**WHAT THE TASK ASKS**
Can you repeat, word for word, the part of the interview on epoxy working life below that starts with "In this interview, AZoM" and goes on through "defines these parameters."?

begin SOURCE DOCUMENT

Insights from industry

Working Life of Epoxies

In this interview, AZoM talks to Venkat Nandivada, Manager of Technical Support at Master Bond, about epoxies and their working life.

How does Master Bond define working life?

Different manufacturers/suppliers may use different conventions to define the working life, pot life, and gel time of an epoxy. Often, these terms are interchangeably used, and it is important to pay attention to the way each individual formulator defines these parameters.

In selecting an adhesive, sealant, coating, and potting compound, careful consideration should be given to the processing & handling requirements. One such requirement is the working life of an epoxy. After thoroughly mixing the resin and curing agent of a two component room temperature curing epoxy, its viscosity tends to increase over time. This increase in the viscosity depends on the specific compound selected, and there is a limited time frame available to properly dispense or handle the epoxy, before it gels or sets-up. This time frame is considered as the working life of the epoxy. Once the mixed epoxy gels, it can no longer be dispensed or handled.

How can the working life of an epoxy be determined?

end SOURCE DOCUMENT
begin GIVEN ENTRIES

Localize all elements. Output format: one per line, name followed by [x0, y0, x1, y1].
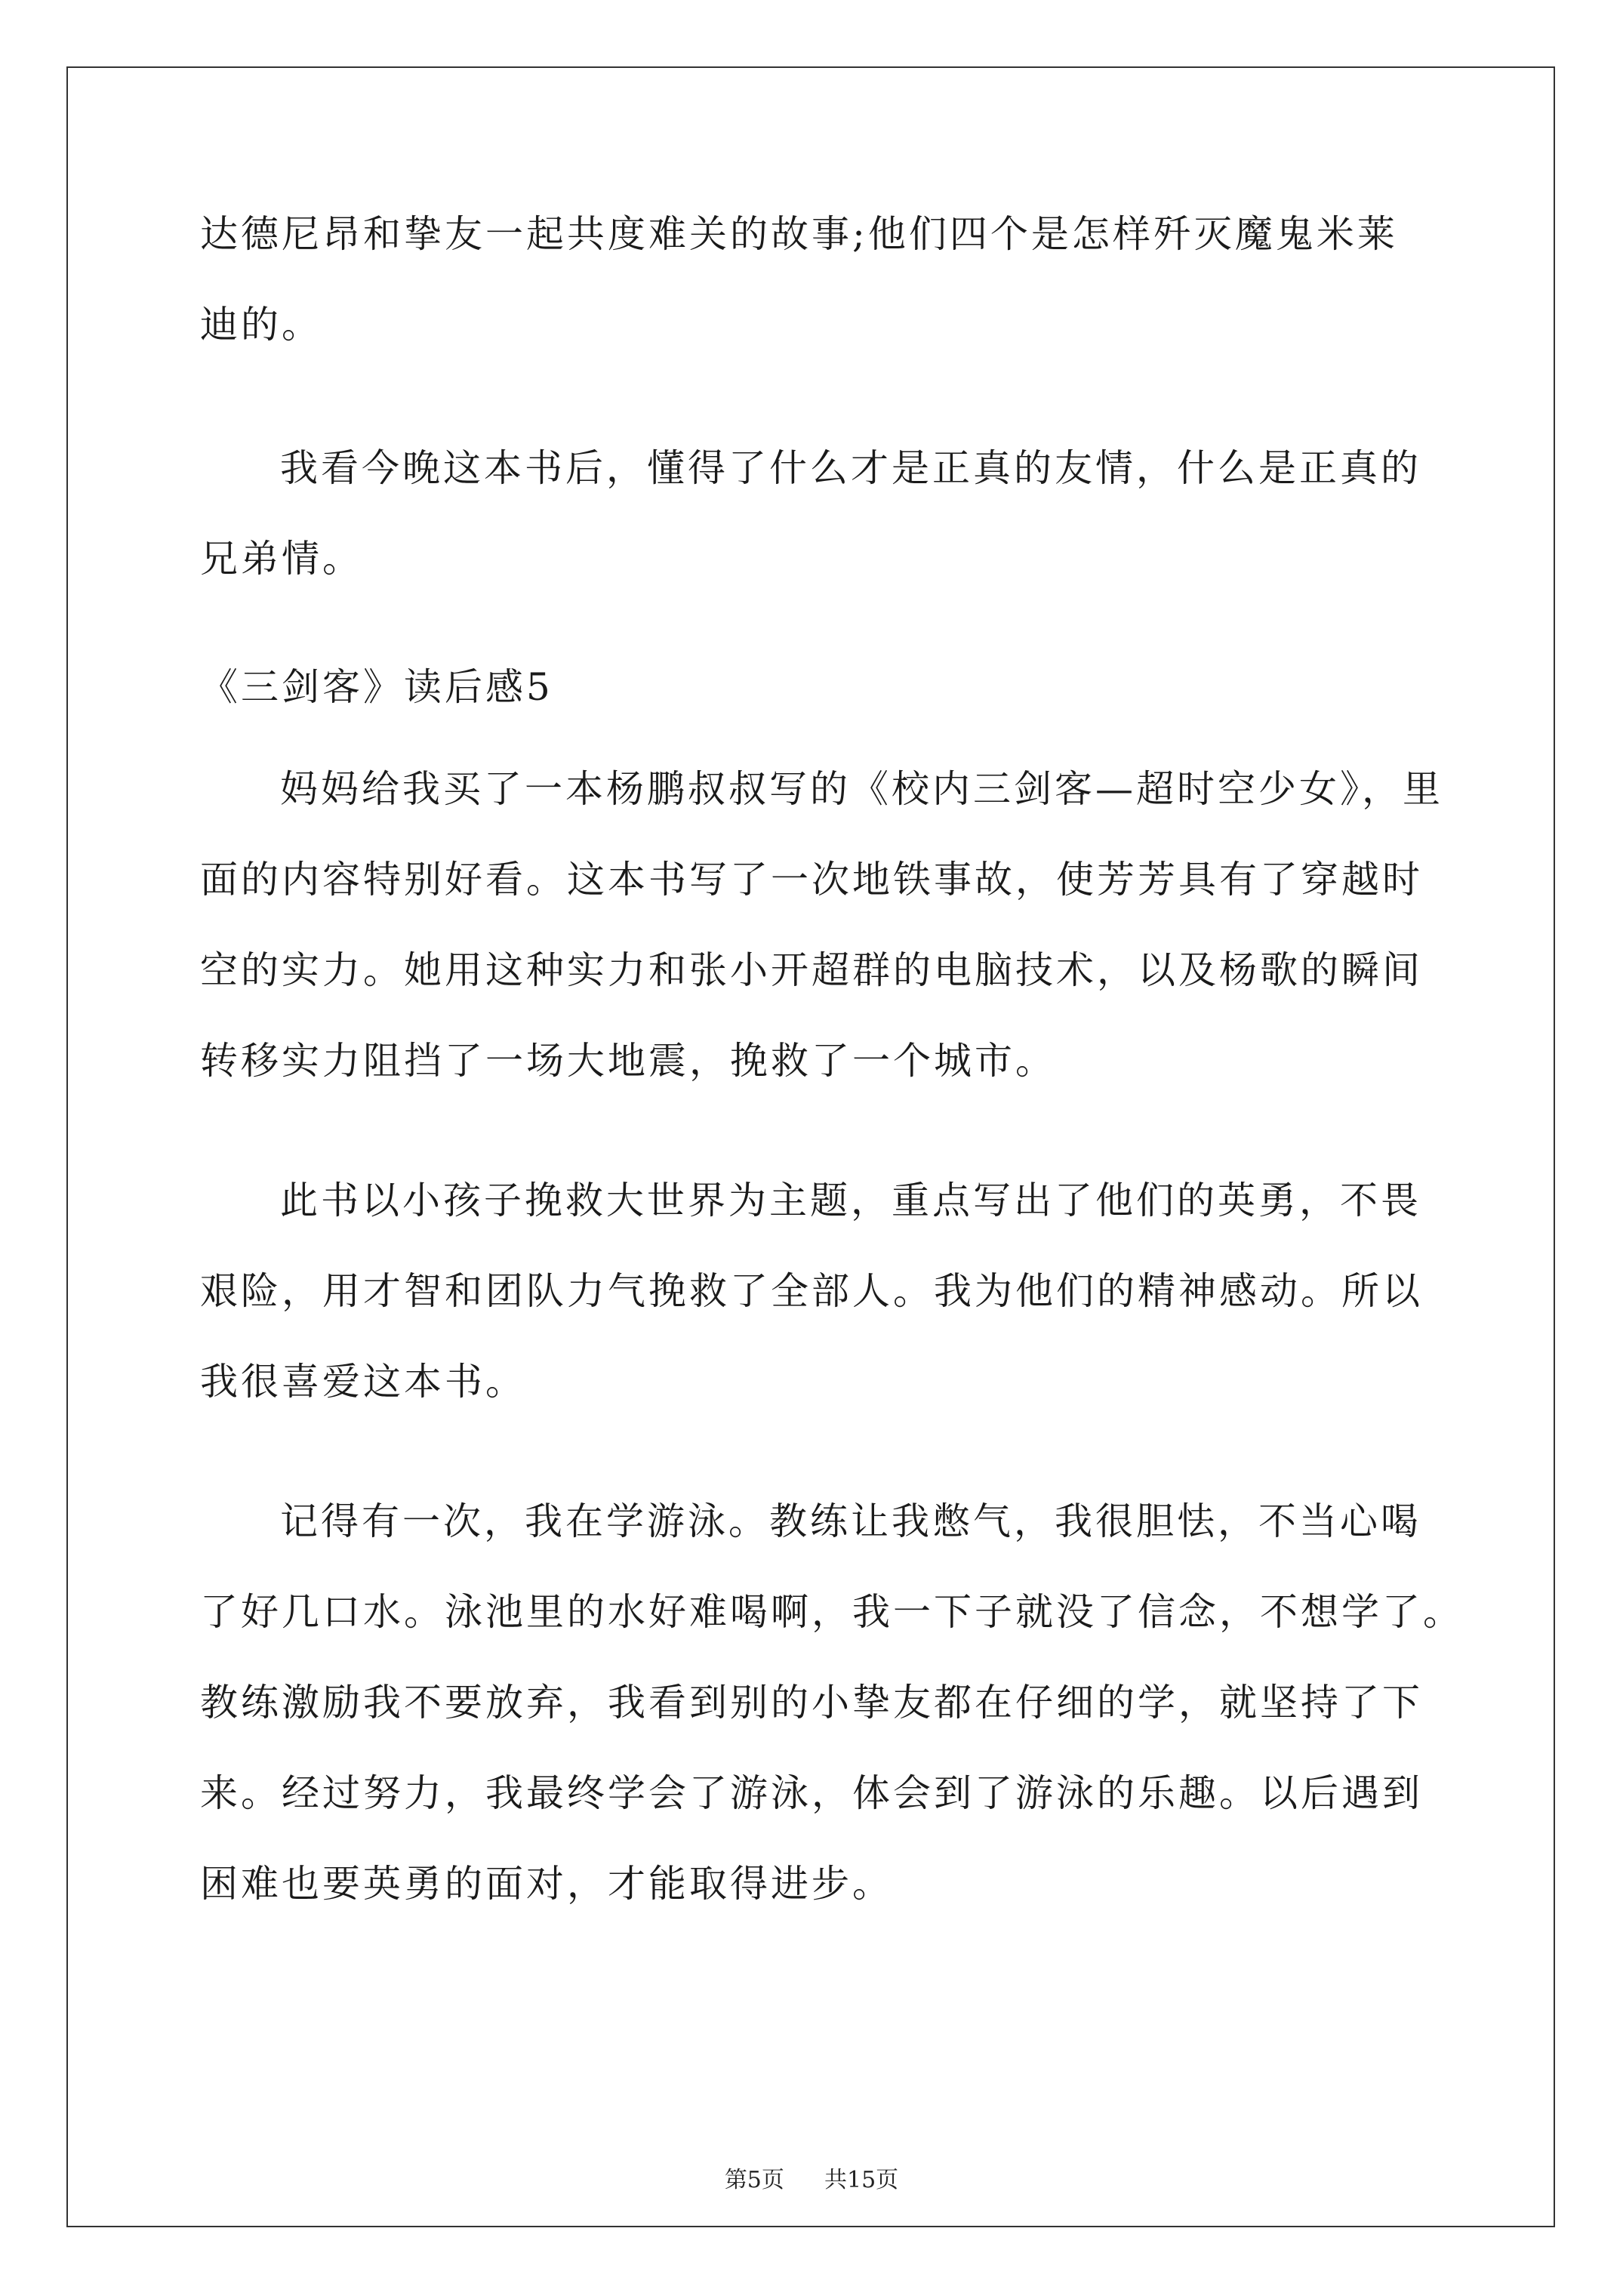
paragraph-line: 此书以小孩子挽救大世界为主题，重点写出了他们的英勇，不畏: [280, 1179, 1421, 1222]
page-total: 共15页: [824, 2167, 899, 2193]
paragraph-line: 我看今晚这本书后，懂得了什么才是正真的友情，什么是正真的: [280, 446, 1421, 490]
paragraph-line: 艰险，用才智和团队力气挽救了全部人。我为他们的精神感动。所以: [200, 1269, 1423, 1313]
paragraph-line: 我很喜爱这本书。: [200, 1360, 526, 1404]
paragraph-line: 面的内容特别好看。这本书写了一次地铁事故，使芳芳具有了穿越时: [200, 858, 1423, 901]
paragraph-line: 达德尼昂和挚友一起共度难关的故事;他们四个是怎样歼灭魔鬼米莱: [200, 212, 1398, 256]
paragraph-line: 妈妈给我买了一本杨鹏叔叔写的《校内三剑客—超时空少女》，里: [280, 767, 1443, 811]
paragraph-line: 转移实力阻挡了一场大地震，挽救了一个城市。: [200, 1039, 1056, 1083]
page-footer: [0, 2167, 1623, 2194]
paragraph-line: 教练激励我不要放弃，我看到别的小挚友都在仔细的学，就坚持了下: [200, 1681, 1423, 1724]
paragraph-line: 困难也要英勇的面对，才能取得进步。: [200, 1862, 893, 1906]
paragraph-line: 来。经过努力，我最终学会了游泳，体会到了游泳的乐趣。以后遇到: [200, 1771, 1423, 1815]
section-heading: 《三剑客》读后感5: [200, 665, 553, 709]
paragraph-line: 兄弟情。: [200, 537, 363, 581]
page-number: 第5页: [724, 2167, 784, 2193]
paragraph-line: 空的实力。她用这种实力和张小开超群的电脑技术，以及杨歌的瞬间: [200, 948, 1423, 992]
paragraph-line: 了好几口水。泳池里的水好难喝啊，我一下子就没了信念，不想学了。: [200, 1590, 1464, 1634]
paragraph-line: 迪的。: [200, 303, 322, 347]
paragraph-line: 记得有一次，我在学游泳。教练让我憋气，我很胆怯，不当心喝: [280, 1499, 1421, 1543]
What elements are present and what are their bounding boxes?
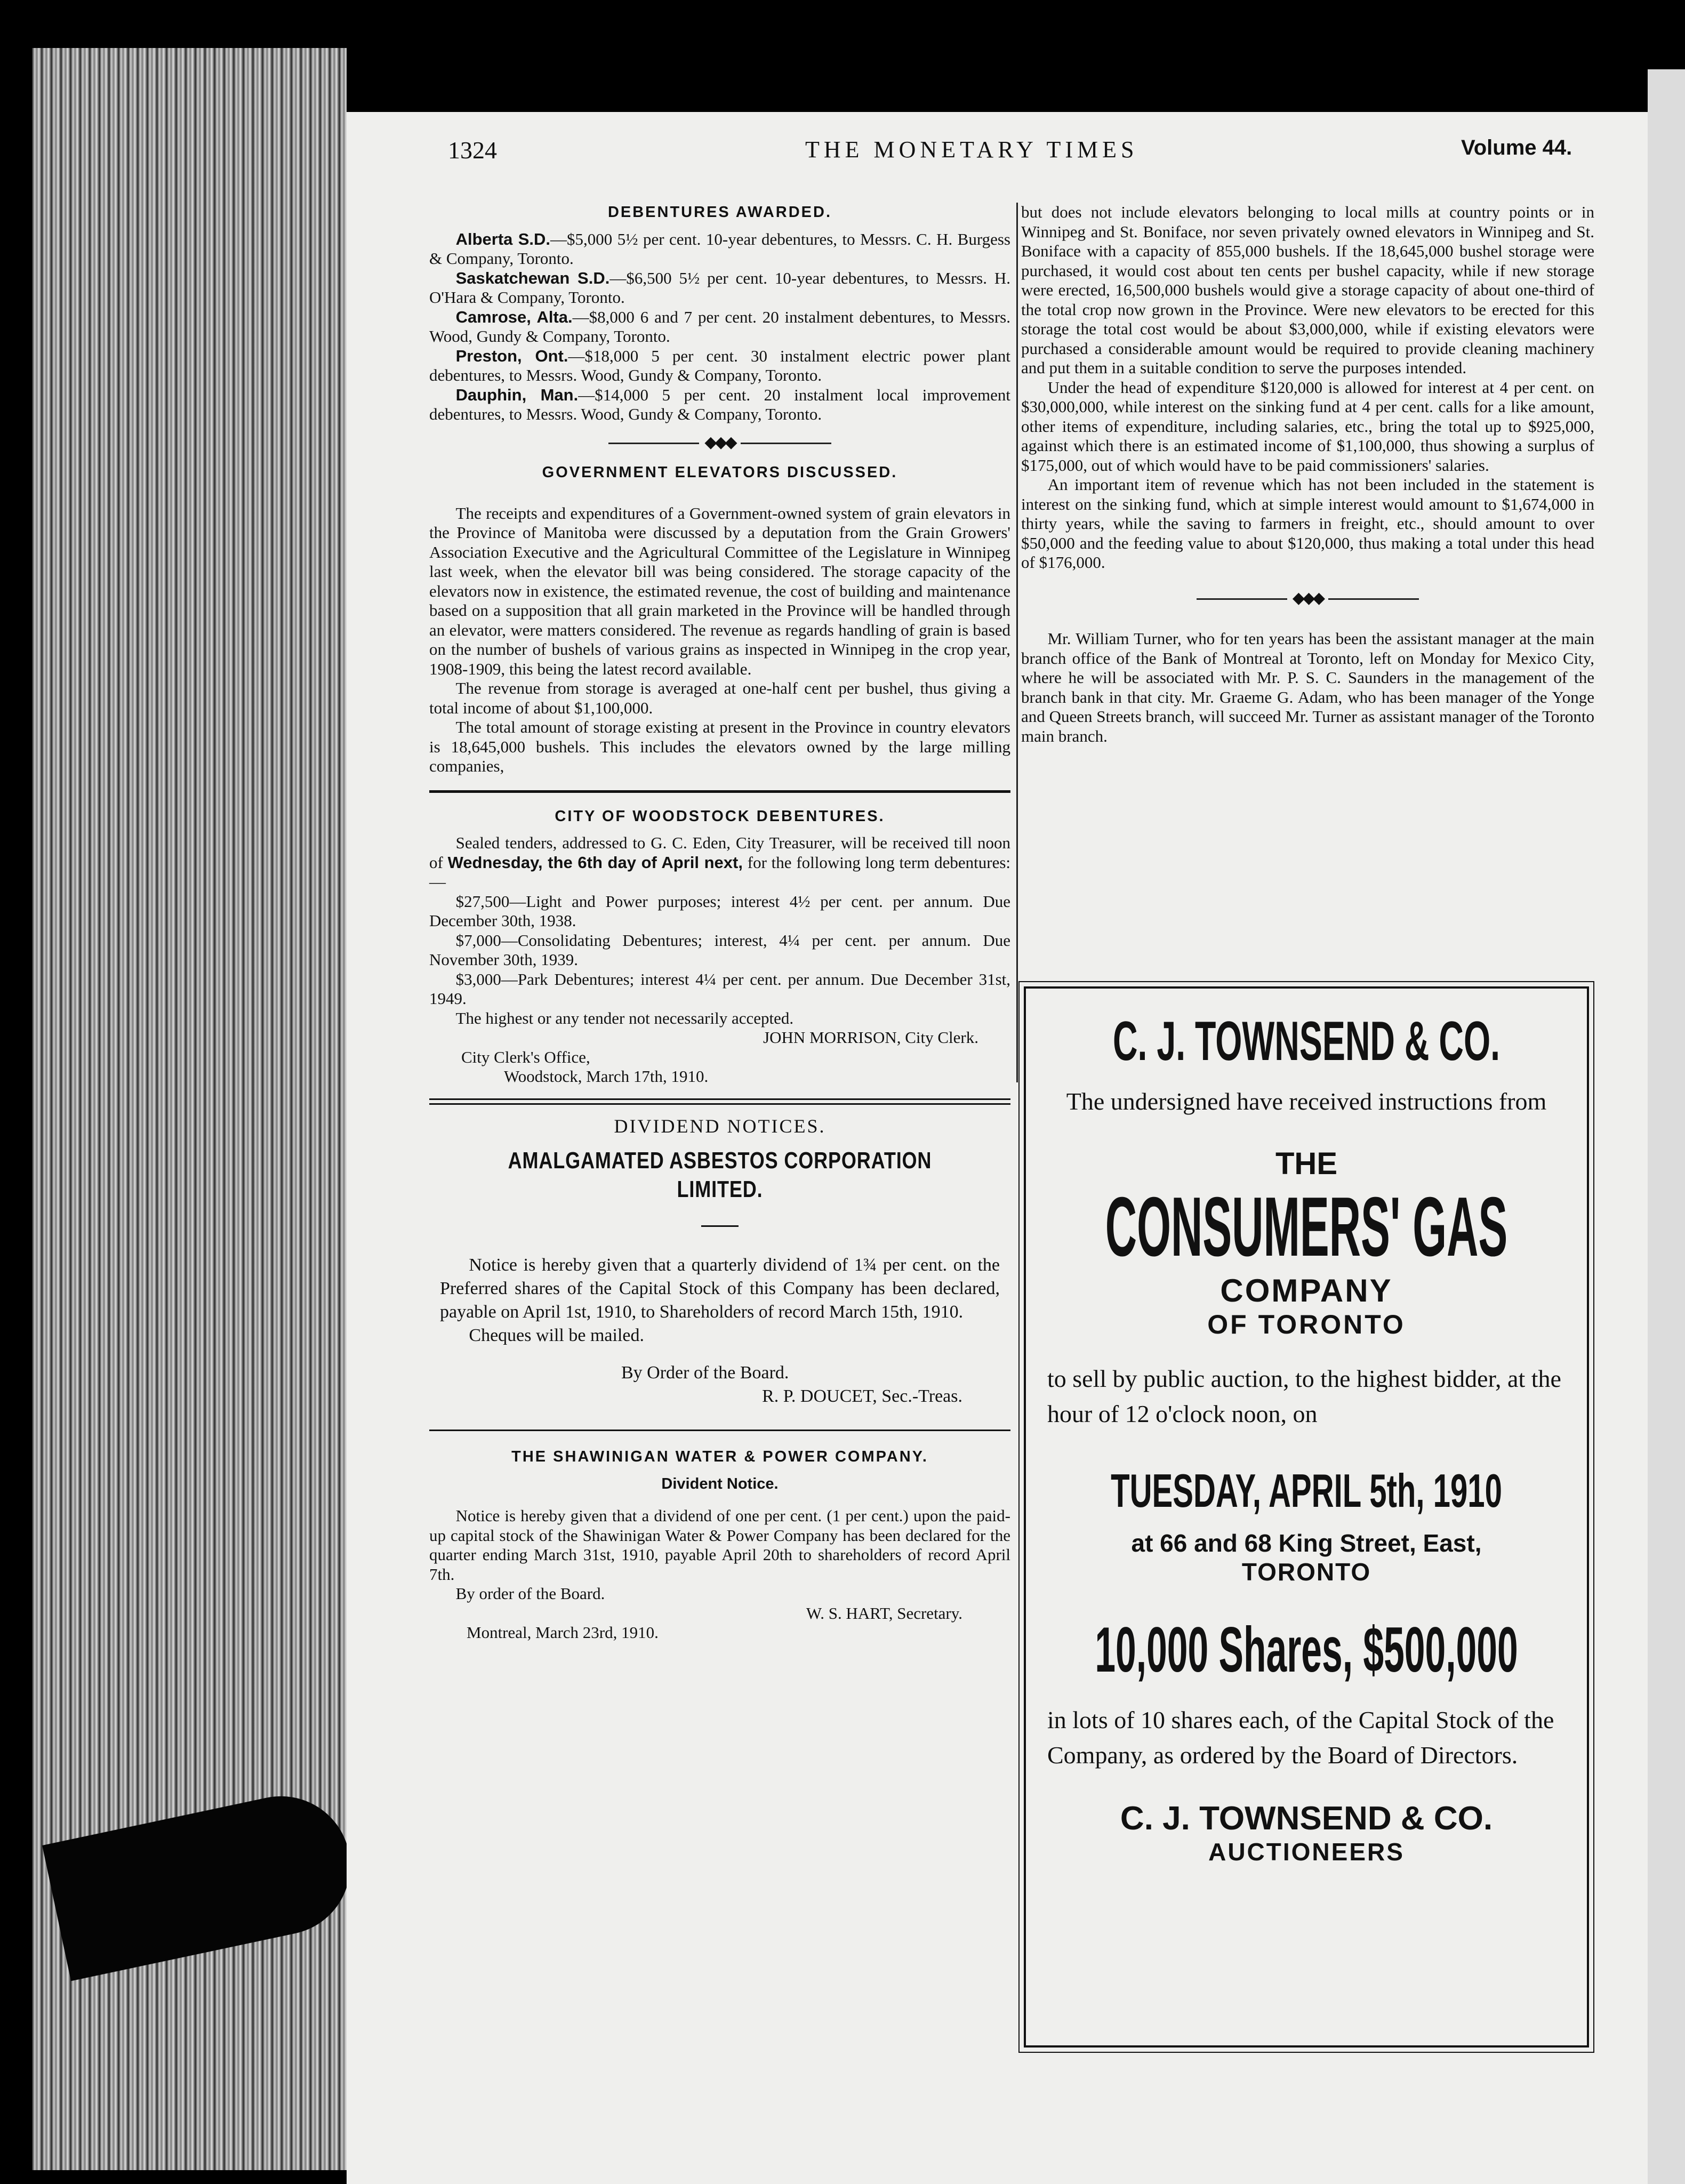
section-rule <box>429 790 1010 793</box>
paragraph: Under the head of expenditure $120,000 is allowed for interest at 4 per cent. on $30,000,000, while interest on the sinking fund at 4 per cent. calls for a like amount, other items of expenditure, including salaries, etc., bring the total up to $925,000, against which there is an estimated income of $1,100,000, thus showing a surplus of $175,000, out of which would have to be paid commissioners' salaries. <box>1021 378 1594 475</box>
entry-place: Camrose, Alta. <box>455 307 573 326</box>
facing-page-strip <box>1648 69 1685 2184</box>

end GIVEN ENTRIES

**THE COMPLETED TASK**
In this interview, AZoM talks to Venkat Nandivada, Manager of Technical Support at Master Bond, about epoxies and their working life.

How does Master Bond define working life?

Different manufacturers/suppliers may use different conventions to define the working life, pot life, and gel time of an epoxy. Often, these terms are interchangeably used, and it is important to pay attention to the way each individual formulator defines these parameters.